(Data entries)

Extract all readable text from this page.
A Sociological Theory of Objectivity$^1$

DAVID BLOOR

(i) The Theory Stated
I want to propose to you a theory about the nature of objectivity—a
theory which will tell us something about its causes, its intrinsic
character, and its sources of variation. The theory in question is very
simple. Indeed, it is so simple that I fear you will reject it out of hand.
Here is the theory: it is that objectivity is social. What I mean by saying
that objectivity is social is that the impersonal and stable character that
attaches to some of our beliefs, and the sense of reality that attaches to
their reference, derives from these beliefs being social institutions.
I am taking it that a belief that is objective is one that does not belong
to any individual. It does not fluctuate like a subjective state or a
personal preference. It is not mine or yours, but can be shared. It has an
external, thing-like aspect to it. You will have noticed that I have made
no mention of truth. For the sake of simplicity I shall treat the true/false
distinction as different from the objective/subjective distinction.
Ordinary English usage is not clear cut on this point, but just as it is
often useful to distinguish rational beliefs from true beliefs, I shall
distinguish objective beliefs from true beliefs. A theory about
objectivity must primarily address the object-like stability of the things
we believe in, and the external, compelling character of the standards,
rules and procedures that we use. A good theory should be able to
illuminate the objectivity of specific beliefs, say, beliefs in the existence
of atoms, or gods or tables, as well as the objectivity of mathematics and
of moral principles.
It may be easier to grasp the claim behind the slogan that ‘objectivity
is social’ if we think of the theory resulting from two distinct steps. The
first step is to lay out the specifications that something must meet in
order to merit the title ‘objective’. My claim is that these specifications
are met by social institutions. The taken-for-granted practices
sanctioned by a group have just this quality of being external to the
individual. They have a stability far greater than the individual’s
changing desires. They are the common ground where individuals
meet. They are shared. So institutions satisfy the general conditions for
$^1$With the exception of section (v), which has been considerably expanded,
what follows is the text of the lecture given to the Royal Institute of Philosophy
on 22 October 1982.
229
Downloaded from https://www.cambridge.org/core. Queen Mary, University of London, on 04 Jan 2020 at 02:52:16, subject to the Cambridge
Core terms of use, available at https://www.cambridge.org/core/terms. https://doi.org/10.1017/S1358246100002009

** Goal of the exercise **
Of the lines in the material, how many hold the word "social"? Reply with the number only.

** Response to this task **
5